#### 課題 1
お歯黒の起源についての文章から、「4.鉄文化を持った百済から鉄を材料にしたお歯黒が伝わったようだ。」から「姿や、歯並びが美しく、菱形(当時歯を削る習慣があったらしい)」までをすべてそのまま書き出してください。
#### 課題 2
お歯黒の起源についての文章を、止まっているところから先へ書き進めてください。

#### 本文の一部
= = = =
わが国において、いつ頃からお歯黒が行われるようになったのか、
実ははっきりとはわかっておりません。いろいろな古文書からお歯黒の起源
と変遷を推測してみましょう。
わが国で行われてきたお歯黒の種類は
1.草木・果実により歯を染めるお歯黒らしきもの
(草木染的なお歯黒)
2.鉄とタンニンを材料として歯を染めるお歯黒
(自家製の鉄タンニンお歯黒)
3.鑑真和尚より伝わったお歯黒
(鑑真お歯黒)
の3通りあったと思われます。
お歯黒の起源についてまとめますと、
1.古事記より、応仁天皇の時代にはお歯黒らしきことが行われていた。
2.古墳(3世紀頃)からお歯黒をした埴輪が見つかった
*このことは応仁天皇よりも以前から行われていたことが考え
られます。
3.古代、南方方面からわが国にお歯黒が伝わった形跡がある。
4.鉄文化を持った百済から鉄を材料にしたお歯黒が伝わったようだ。
5.日本で、早くから鉄文化を持っていた中国地方(特に出雲)で鉄
を材料にしたお歯黒が広まった。
6.鑑真和尚が来日の際、独自のお歯黒の作り方を中国から伝えた。
(香登のお歯黒:後述)
応仁天皇のといえば、福岡県粕屋郡宇美町にある宇美神社の祭神で
あり、その両親は福岡市東区香椎にある香椎宮に祭られている仲哀
天皇と神功皇后である。”古事記”の中に、応仁天皇の恋文がある。
その中にお歯黒らしきことを書いた記述がある。恋した女性の後ろ
姿や、歯並びが美しく、菱形(当時歯を削る習慣があったらしい)
で黒く光って美しい!と書かれている。
当時どのようにして歯を黒くしたのであろうか。長谷川正康先生は、
当時の酒造り方は「口醸(かもす)す酒」製法であった。山ブドウ、
モモ、杏等を材料に果物を歯で咬み、壷に入れて唾液で発酵させた。
さぞかし女性の歯は果実の渋で黒くなったに違いない。すなわち、
これが”働く女性の美しさ”として習慣となったと考えられると述
べておられます。
また、南方からもヤマモモ、ビンロウを咬んで歯を染める方法が我
国に伝わってきた形跡がある。現在でもインドネシアで行われてお
り、古代日本と同じく既婚を意味するお歯黒なのです。これは偶然
の一致なのであろうか。
また、縄文弥生時代において、日本に自生する果実は、クルミ、
栗、ブドウ、山ブドウ、グミ、柿などであったが、特に山ブドウに
は酸味が強く、妊婦がこれを好んで食べたので歯が黒くなったと思
われる。歯が黒いのは妊婦のしるしとされ、歯の白黒で未婚か既婚
の区別をしたという長谷川先生の説もある。
お歯黒は平安中期までは草木・果実染め的なお歯黒であった。
前述したが、「口醸す酒」製法で口に含んだブドウの渋で歯が黒く
なり、これが「働く女性の美しさ」となり習慣化したものだが、
鉄文化が日本に伝来するにつれ、鉄を材料としたお歯黒に変わって
きた。出雲地方は早く鉄をつくる技術があったので、鉄を使っての
お歯黒がいち早く行われた地方であろう。九州は青銅器文化が出雲
より長く、草木・果実染め的お歯黒が長く続いたと考えられる。
= = = =
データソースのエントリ

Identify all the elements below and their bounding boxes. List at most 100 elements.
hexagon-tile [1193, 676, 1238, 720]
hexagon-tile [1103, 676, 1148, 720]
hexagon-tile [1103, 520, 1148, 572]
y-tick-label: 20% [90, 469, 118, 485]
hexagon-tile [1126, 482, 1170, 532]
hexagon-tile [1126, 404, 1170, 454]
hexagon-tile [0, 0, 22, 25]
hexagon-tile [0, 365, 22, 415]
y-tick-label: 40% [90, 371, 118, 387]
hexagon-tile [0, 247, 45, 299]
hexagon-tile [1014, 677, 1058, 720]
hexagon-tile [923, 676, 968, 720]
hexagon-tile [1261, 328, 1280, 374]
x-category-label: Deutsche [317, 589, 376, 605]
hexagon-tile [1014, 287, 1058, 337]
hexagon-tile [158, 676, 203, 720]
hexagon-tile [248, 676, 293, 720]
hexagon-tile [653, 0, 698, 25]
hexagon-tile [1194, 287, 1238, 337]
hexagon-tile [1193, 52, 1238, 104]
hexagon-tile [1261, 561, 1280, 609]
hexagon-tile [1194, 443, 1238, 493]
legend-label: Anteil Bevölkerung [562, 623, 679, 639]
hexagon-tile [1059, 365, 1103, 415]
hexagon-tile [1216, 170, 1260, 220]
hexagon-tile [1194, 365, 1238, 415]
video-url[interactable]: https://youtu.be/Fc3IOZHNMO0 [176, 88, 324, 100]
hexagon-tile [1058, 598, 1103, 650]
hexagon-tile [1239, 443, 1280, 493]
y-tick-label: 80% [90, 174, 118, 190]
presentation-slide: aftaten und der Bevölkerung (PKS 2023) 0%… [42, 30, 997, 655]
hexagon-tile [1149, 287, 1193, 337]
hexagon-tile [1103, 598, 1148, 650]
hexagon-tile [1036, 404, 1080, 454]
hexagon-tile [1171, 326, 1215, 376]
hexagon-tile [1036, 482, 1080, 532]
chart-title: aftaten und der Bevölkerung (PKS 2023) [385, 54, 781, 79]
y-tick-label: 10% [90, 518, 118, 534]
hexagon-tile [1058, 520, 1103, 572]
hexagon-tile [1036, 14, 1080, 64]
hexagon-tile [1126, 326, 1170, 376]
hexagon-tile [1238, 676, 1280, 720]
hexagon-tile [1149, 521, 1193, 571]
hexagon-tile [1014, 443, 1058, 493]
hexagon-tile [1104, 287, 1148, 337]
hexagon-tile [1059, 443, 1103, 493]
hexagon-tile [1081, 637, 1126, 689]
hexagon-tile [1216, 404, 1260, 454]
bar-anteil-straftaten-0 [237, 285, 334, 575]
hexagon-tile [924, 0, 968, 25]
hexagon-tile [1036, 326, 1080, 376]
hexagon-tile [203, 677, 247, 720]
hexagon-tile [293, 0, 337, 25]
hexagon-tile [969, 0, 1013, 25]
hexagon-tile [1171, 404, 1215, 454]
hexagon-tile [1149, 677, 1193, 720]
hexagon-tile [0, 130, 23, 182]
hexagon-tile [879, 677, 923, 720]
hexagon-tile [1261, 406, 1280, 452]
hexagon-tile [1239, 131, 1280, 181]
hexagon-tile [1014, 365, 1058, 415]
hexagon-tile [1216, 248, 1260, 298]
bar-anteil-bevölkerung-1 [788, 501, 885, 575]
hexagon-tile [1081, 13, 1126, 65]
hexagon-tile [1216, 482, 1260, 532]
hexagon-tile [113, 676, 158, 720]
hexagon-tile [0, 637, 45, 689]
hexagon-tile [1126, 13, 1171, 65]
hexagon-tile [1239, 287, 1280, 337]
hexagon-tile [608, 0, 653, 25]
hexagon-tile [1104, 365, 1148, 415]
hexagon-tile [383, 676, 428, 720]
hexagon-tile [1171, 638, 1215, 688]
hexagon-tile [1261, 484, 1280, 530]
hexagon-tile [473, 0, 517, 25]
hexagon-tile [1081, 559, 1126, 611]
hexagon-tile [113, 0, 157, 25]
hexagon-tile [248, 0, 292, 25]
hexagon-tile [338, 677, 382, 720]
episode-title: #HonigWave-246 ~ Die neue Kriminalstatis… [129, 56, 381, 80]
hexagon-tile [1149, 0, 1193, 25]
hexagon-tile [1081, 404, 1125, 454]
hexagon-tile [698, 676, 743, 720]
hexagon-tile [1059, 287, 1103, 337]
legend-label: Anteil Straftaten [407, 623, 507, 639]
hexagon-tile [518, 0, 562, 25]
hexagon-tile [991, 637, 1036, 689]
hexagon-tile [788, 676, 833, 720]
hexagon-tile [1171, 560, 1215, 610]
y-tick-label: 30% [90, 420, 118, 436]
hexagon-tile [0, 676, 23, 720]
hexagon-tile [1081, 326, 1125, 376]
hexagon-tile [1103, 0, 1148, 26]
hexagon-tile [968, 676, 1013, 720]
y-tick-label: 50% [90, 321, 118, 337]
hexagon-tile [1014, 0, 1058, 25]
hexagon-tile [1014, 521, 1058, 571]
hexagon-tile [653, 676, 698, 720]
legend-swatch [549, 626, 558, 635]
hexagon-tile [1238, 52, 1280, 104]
= = = =
#### 回答 1
4.鉄文化を持った百済から鉄を材料にしたお歯黒が伝わったようだ。
5.日本で、早くから鉄文化を持っていた中国地方(特に出雲)で鉄
を材料にしたお歯黒が広まった。
6.鑑真和尚が来日の際、独自のお歯黒の作り方を中国から伝えた。
(香登のお歯黒:後述)
応仁天皇のといえば、福岡県粕屋郡宇美町にある宇美神社の祭神で
あり、その両親は福岡市東区香椎にある香椎宮に祭られている仲哀
天皇と神功皇后である。”古事記”の中に、応仁天皇の恋文がある。
その中にお歯黒らしきことを書いた記述がある。恋した女性の後ろ
姿や、歯並びが美しく、菱形(当時歯を削る習慣があったらしい)

#### 回答 2
鉄とタンニンを反応させるこの方法は、色のつきがよいので次第
に草木染め的お歯黒から変わっていった。平安時代中期までは両者
おこなわれていたようだが、鎌倉時代になると鉄とタンニンを用い
たお歯黒に変わってしまった。
では一体、鉄とタンニンを用いるお歯黒とはどのようにしてつくら
れたのだろうか。お茶を沸騰させ、これに焼いた釘、てつくずなど
を入れ、お酒や麹を入れてつくります。これを密封して2~3ヶ月間
保存すると茶褐色の悪臭を放つ甘い液体ができる。これにふし粉をつ
けて歯を染めるのです。
しかし、お歯黒を製造することは大変難しかったようです。非常に
臭くて扱いにも苦労したようだ。。漬け物と一緒でなかなか加減が
難しく、若い女性にとってつくったり、保管したりは至難の業で
あったようだ。
ところが、鑑真和尚が中国から独自のお歯黒の作り方を伝えました。
今まで家庭でつくるしかなかったお歯黒を簡単にしかも安定の良いも
のを製造し広めたのである。以後、江戸時代までお歯黒は続いていった。
明治元年1月と3年2月に公卿に対しお歯黒禁止令が出された。
しかし、庶民の中にはなかなかお歯黒をやめようとはしなかった。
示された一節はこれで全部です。